[Stored data entries]
^^^^^^^^
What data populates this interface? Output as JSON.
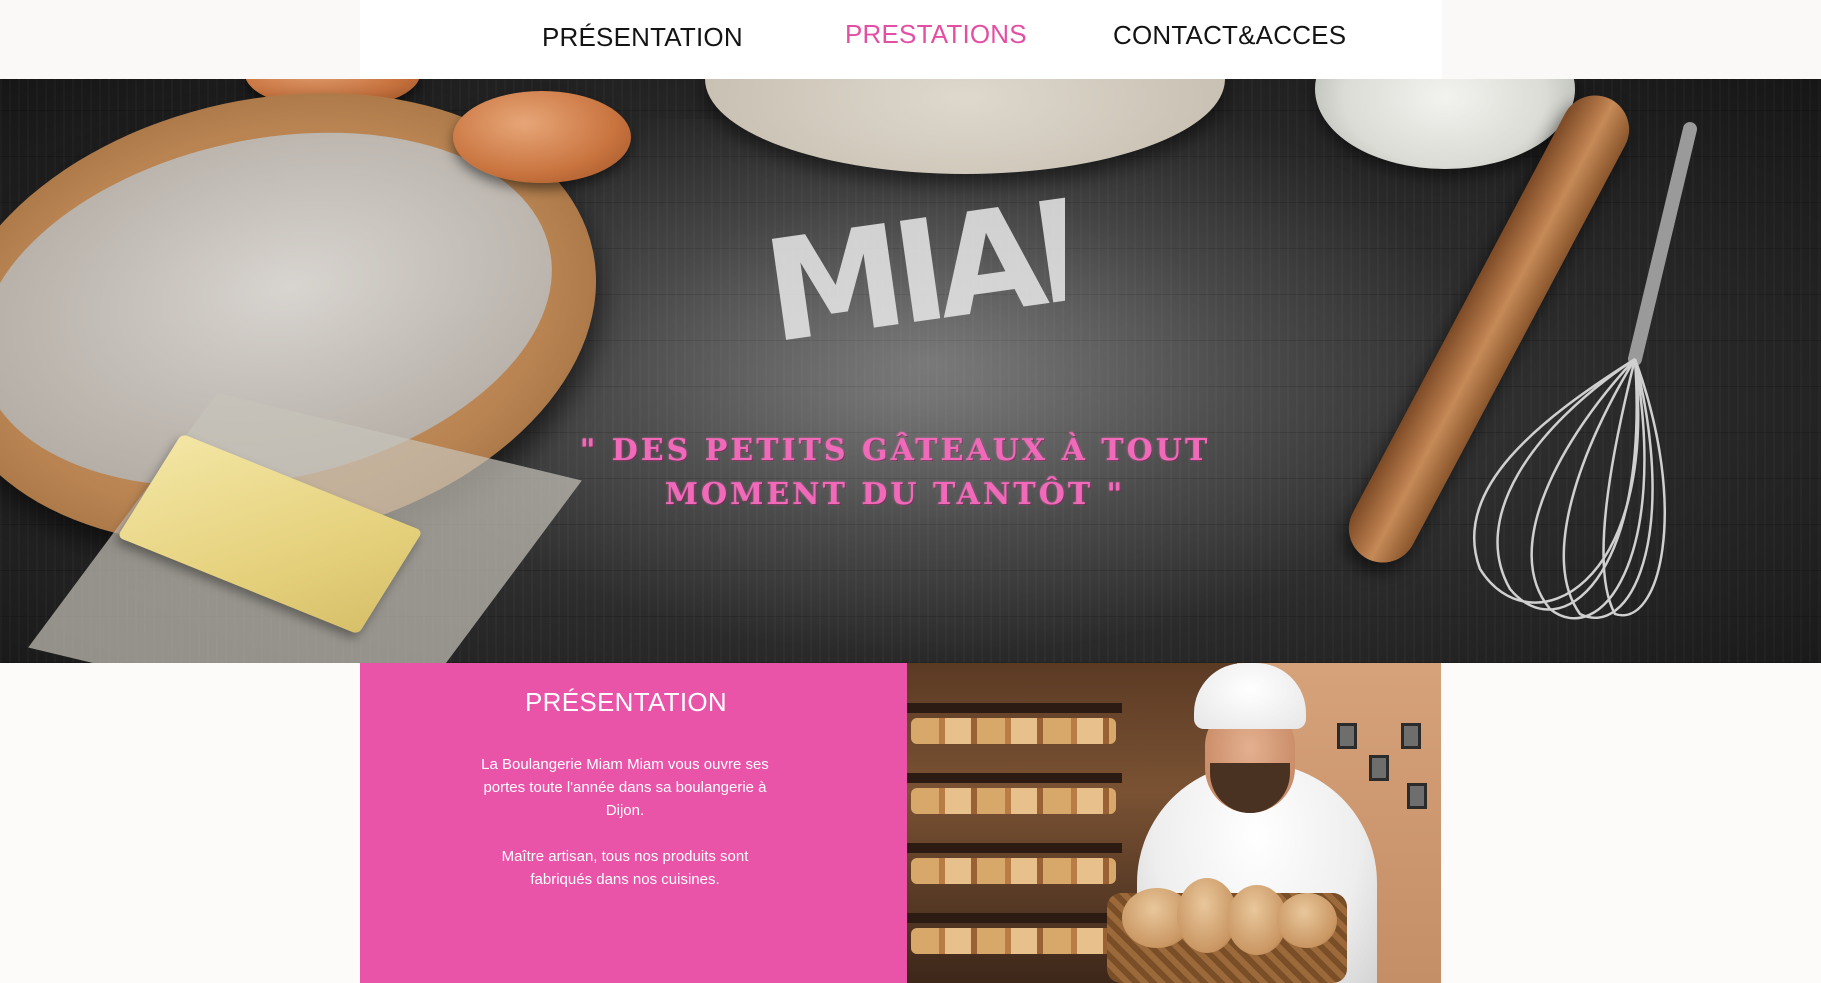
{
  "nav": {
    "items": [
      {
        "label": "PRÉSENTATION",
        "active": false
      },
      {
        "label": "PRESTATIONS",
        "active": true
      },
      {
        "label": "CONTACT&ACCES",
        "active": false
      }
    ],
    "active_color": "#e44fa4",
    "text_color": "#141414"
  },
  "hero": {
    "logo_text": "MIAM!",
    "tagline_line1": "\" DES PETITS GÂTEAUX À TOUT",
    "tagline_line2": "MOMENT DU TANTÔT \""
  },
  "presentation": {
    "title": "PRÉSENTATION",
    "paragraph1": "La Boulangerie Miam Miam vous ouvre ses portes toute l'année dans sa boulangerie à Dijon.",
    "paragraph2": "Maître artisan, tous nos produits sont fabriqués dans nos cuisines.",
    "panel_color": "#e953a8"
  },
  "photo": {
    "icon": "chef-bakery-photo"
  }
}
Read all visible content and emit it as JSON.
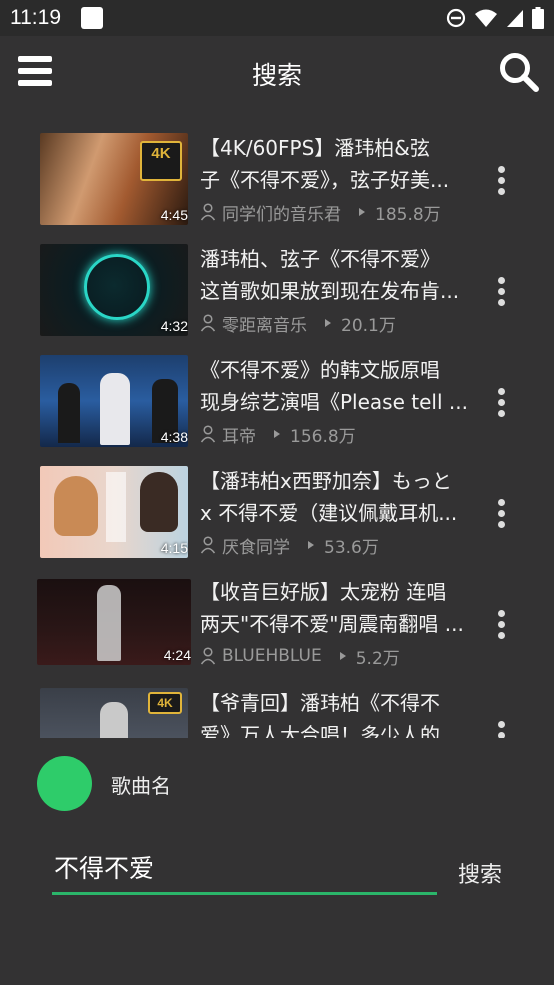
{
  "status_bar": {
    "time": "11:19"
  },
  "app_bar": {
    "title": "搜索"
  },
  "videos": [
    {
      "title_line1": "【4K/60FPS】潘玮柏&弦",
      "title_line2": "子《不得不爱》，弦子好美...",
      "author": "同学们的音乐君",
      "views": "185.8万",
      "duration": "4:45",
      "badge": "4K"
    },
    {
      "title_line1": "潘玮柏、弦子《不得不爱》",
      "title_line2": "这首歌如果放到现在发布肯...",
      "author": "零距离音乐",
      "views": "20.1万",
      "duration": "4:32",
      "badge": ""
    },
    {
      "title_line1": "《不得不爱》的韩文版原唱",
      "title_line2": "现身综艺演唱《Please tell ...",
      "author": "耳帝",
      "views": "156.8万",
      "duration": "4:38",
      "badge": ""
    },
    {
      "title_line1": "【潘玮柏x西野加奈】もっと",
      "title_line2": "x 不得不爱（建议佩戴耳机...",
      "author": "厌食同学",
      "views": "53.6万",
      "duration": "4:15",
      "badge": ""
    },
    {
      "title_line1": "【收音巨好版】太宠粉 连唱",
      "title_line2": "两天\"不得不爱\"周震南翻唱 ...",
      "author": "BLUEHBLUE",
      "views": "5.2万",
      "duration": "4:24",
      "badge": ""
    },
    {
      "title_line1": "【爷青回】潘玮柏《不得不",
      "title_line2": "爱》万人大合唱！多少人的",
      "author": "",
      "views": "",
      "duration": "",
      "badge": "4K"
    }
  ],
  "player": {
    "song_label": "歌曲名",
    "avatar_color": "#2ecc6a"
  },
  "search_box": {
    "value": "不得不爱",
    "button_label": "搜索",
    "accent": "#2bb56a"
  }
}
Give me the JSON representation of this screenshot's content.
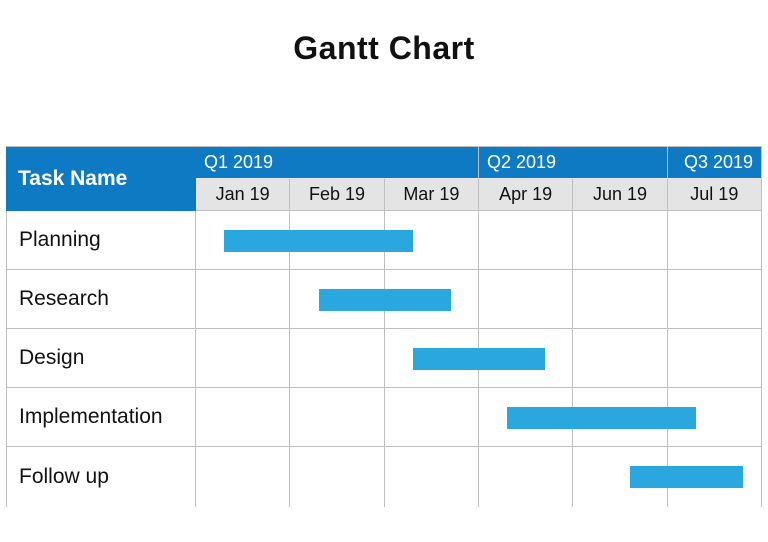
{
  "title": "Gantt Chart",
  "header": {
    "task_name_label": "Task Name",
    "quarters": [
      {
        "label": "Q1 2019",
        "span": 3,
        "align": "left"
      },
      {
        "label": "Q2 2019",
        "span": 2,
        "align": "left"
      },
      {
        "label": "Q3 2019",
        "span": 1,
        "align": "right"
      }
    ],
    "months": [
      "Jan 19",
      "Feb 19",
      "Mar 19",
      "Apr 19",
      "Jun 19",
      "Jul 19"
    ]
  },
  "tasks": [
    {
      "name": "Planning"
    },
    {
      "name": "Research"
    },
    {
      "name": "Design"
    },
    {
      "name": "Implementation"
    },
    {
      "name": "Follow up"
    }
  ],
  "colors": {
    "header_bg": "#0f7ac4",
    "month_bg": "#e4e4e4",
    "bar": "#2ba7e0",
    "grid": "#bfbfbf"
  },
  "chart_data": {
    "type": "bar",
    "title": "Gantt Chart",
    "xlabel": "",
    "ylabel": "",
    "categories": [
      "Jan 19",
      "Feb 19",
      "Mar 19",
      "Apr 19",
      "Jun 19",
      "Jul 19"
    ],
    "x_range_months": [
      0,
      6
    ],
    "series": [
      {
        "name": "Planning",
        "start_month": 0.3,
        "end_month": 2.3
      },
      {
        "name": "Research",
        "start_month": 1.3,
        "end_month": 2.7
      },
      {
        "name": "Design",
        "start_month": 2.3,
        "end_month": 3.7
      },
      {
        "name": "Implementation",
        "start_month": 3.3,
        "end_month": 5.3
      },
      {
        "name": "Follow up",
        "start_month": 4.6,
        "end_month": 5.8
      }
    ],
    "quarter_groups": [
      {
        "label": "Q1 2019",
        "months": [
          "Jan 19",
          "Feb 19",
          "Mar 19"
        ]
      },
      {
        "label": "Q2 2019",
        "months": [
          "Apr 19",
          "Jun 19"
        ]
      },
      {
        "label": "Q3 2019",
        "months": [
          "Jul 19"
        ]
      }
    ]
  }
}
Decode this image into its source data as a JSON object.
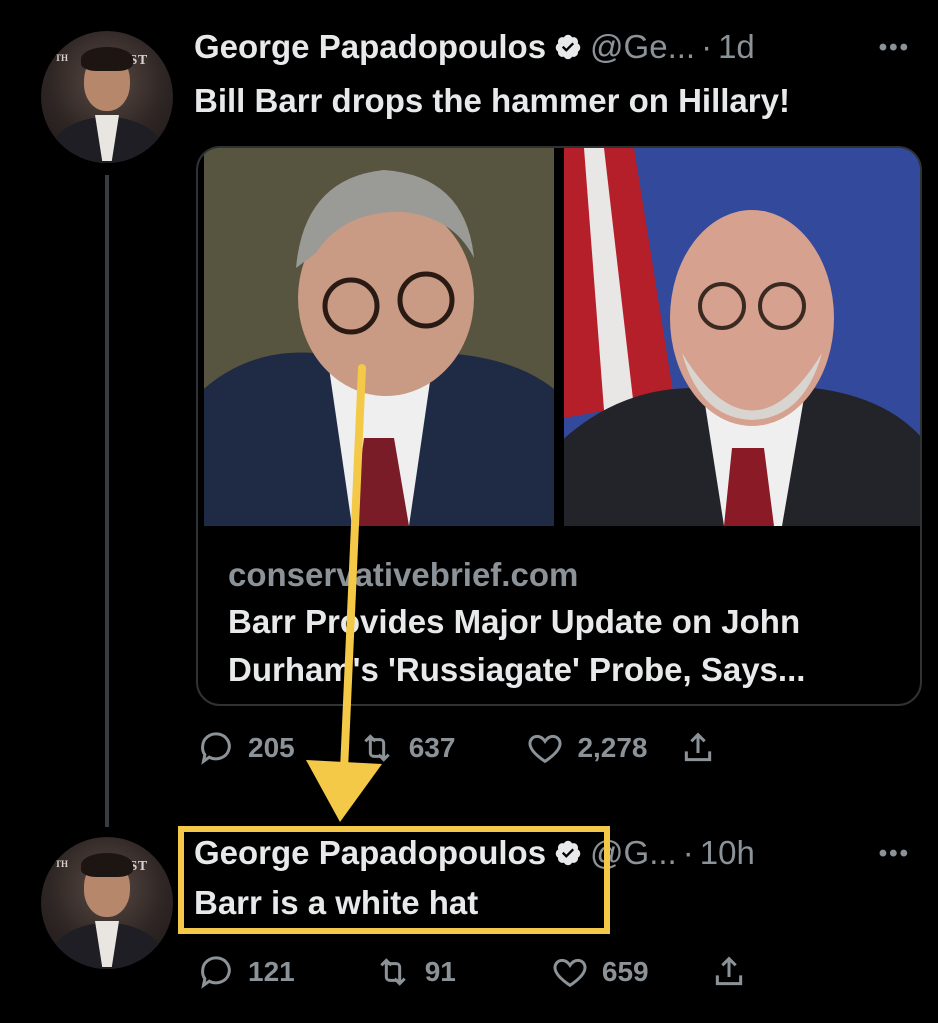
{
  "tweet1": {
    "author_name": "George Papadopoulos",
    "handle": "@Ge...",
    "separator": "·",
    "time": "1d",
    "more_label": "•••",
    "text": "Bill Barr drops the hammer on Hillary!",
    "avatar_text": "NIST",
    "card": {
      "domain": "conservativebrief.com",
      "title": "Barr Provides Major Update on John Durham's 'Russiagate' Probe, Says..."
    },
    "actions": {
      "reply_count": "205",
      "retweet_count": "637",
      "like_count": "2,278"
    }
  },
  "tweet2": {
    "author_name": "George Papadopoulos",
    "handle": "@G...",
    "separator": "·",
    "time": "10h",
    "more_label": "•••",
    "text": "Barr is a white hat",
    "avatar_text": "NIST",
    "actions": {
      "reply_count": "121",
      "retweet_count": "91",
      "like_count": "659"
    }
  },
  "icons": {
    "verified": "verified-badge-icon",
    "reply": "reply-icon",
    "retweet": "retweet-icon",
    "like": "heart-icon",
    "share": "share-icon"
  },
  "colors": {
    "background": "#000000",
    "text": "#e7e9ea",
    "secondary": "#8b9298",
    "annotation": "#f4c948"
  }
}
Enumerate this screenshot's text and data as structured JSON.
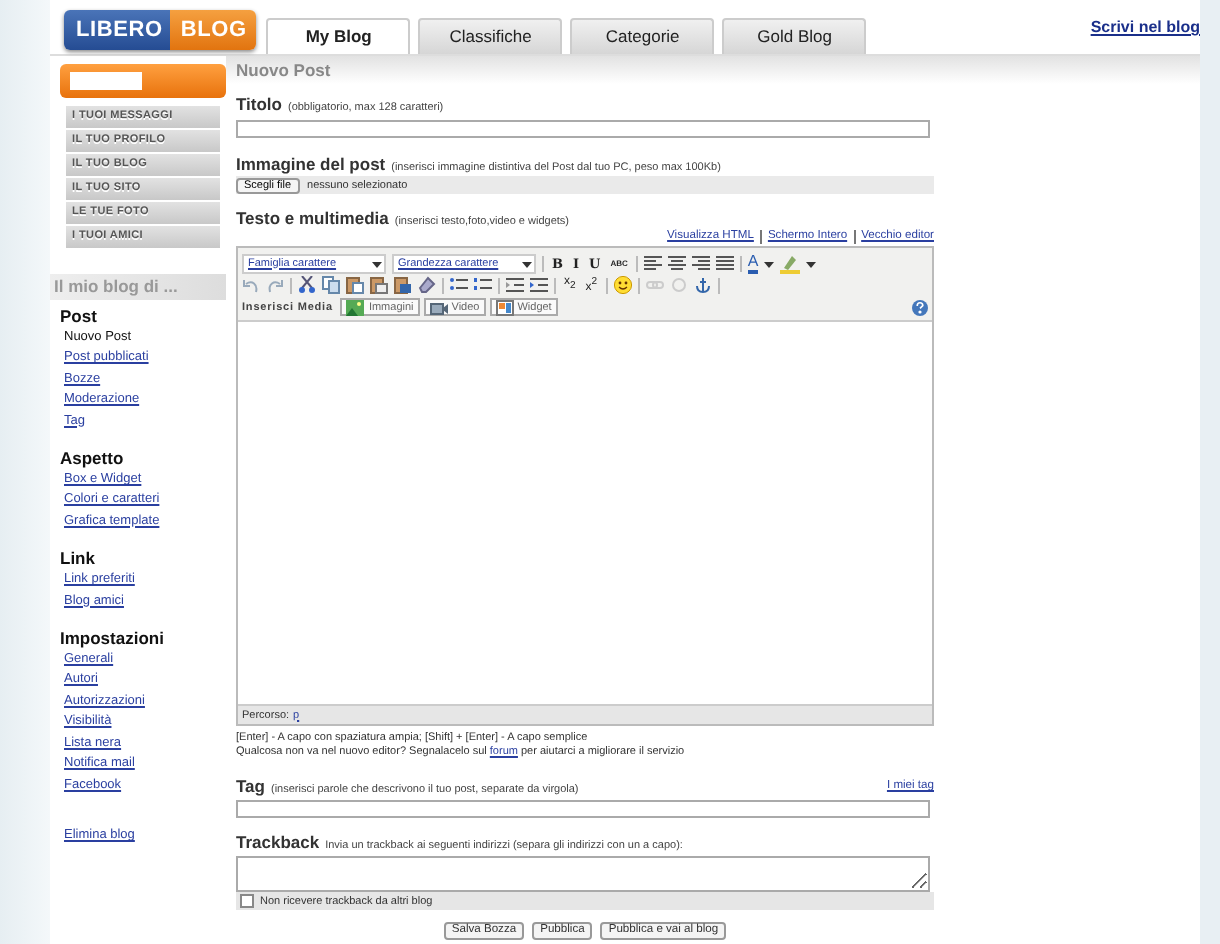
^^^^^^^^
Task description – Copy every line of the records above that holds the word "duration".

Reply –
      "duration": "4:45",
      "duration": "4:32",
      "duration": "4:38",
      "duration": "4:15",
      "duration": "4:24",
      "duration": "",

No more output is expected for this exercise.